[START]

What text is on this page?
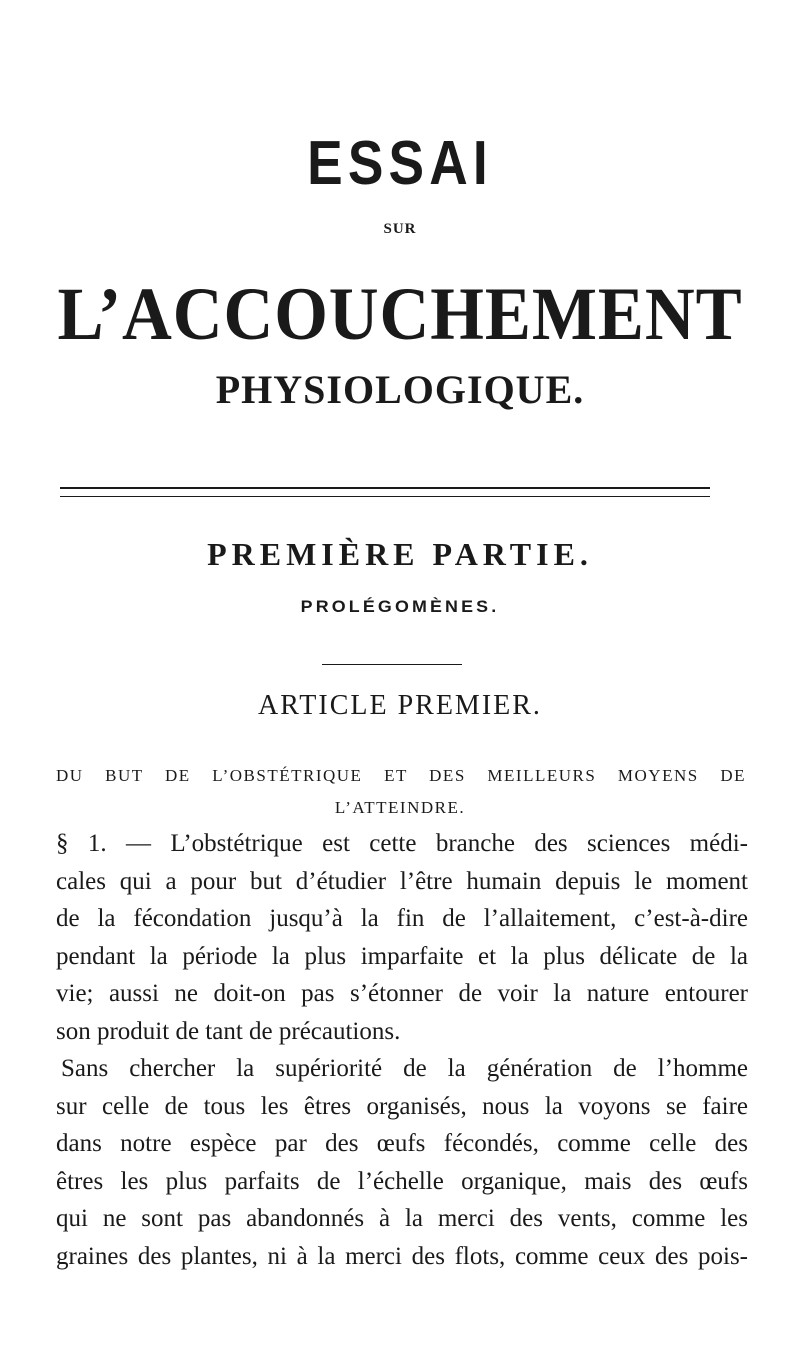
ESSAI
SUR
L’ACCOUCHEMENT
PHYSIOLOGIQUE.
PREMIÈRE PARTIE.
PROLÉGOMÈNES.
ARTICLE PREMIER.
DU BUT DE L’OBSTÉTRIQUE ET DES MEILLEURS MOYENS DE
L’ATTEINDRE.
§ 1. — L’obstétrique est cette branche des sciences médi-
cales qui a pour but d’étudier l’être humain depuis le moment
de la fécondation jusqu’à la fin de l’allaitement, c’est-à-dire
pendant la période la plus imparfaite et la plus délicate de la
vie; aussi ne doit-on pas s’étonner de voir la nature entourer
son produit de tant de précautions.
Sans chercher la supériorité de la génération de l’homme
sur celle de tous les êtres organisés, nous la voyons se faire
dans notre espèce par des œufs fécondés, comme celle des
êtres les plus parfaits de l’échelle organique, mais des œufs
qui ne sont pas abandonnés à la merci des vents, comme les
graines des plantes, ni à la merci des flots, comme ceux des pois-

[END]

● Challenge: Do not include images; quote all of the entries above exactly.

● The completed task:
What text is on this page?
ESSAI
SUR
L’ACCOUCHEMENT
PHYSIOLOGIQUE.
PREMIÈRE PARTIE.
PROLÉGOMÈNES.
ARTICLE PREMIER.
DU BUT DE L’OBSTÉTRIQUE ET DES MEILLEURS MOYENS DE
L’ATTEINDRE.
§ 1. — L’obstétrique est cette branche des sciences médi-
cales qui a pour but d’étudier l’être humain depuis le moment
de la fécondation jusqu’à la fin de l’allaitement, c’est-à-dire
pendant la période la plus imparfaite et la plus délicate de la
vie; aussi ne doit-on pas s’étonner de voir la nature entourer
son produit de tant de précautions.
Sans chercher la supériorité de la génération de l’homme
sur celle de tous les êtres organisés, nous la voyons se faire
dans notre espèce par des œufs fécondés, comme celle des
êtres les plus parfaits de l’échelle organique, mais des œufs
qui ne sont pas abandonnés à la merci des vents, comme les
graines des plantes, ni à la merci des flots, comme ceux des pois-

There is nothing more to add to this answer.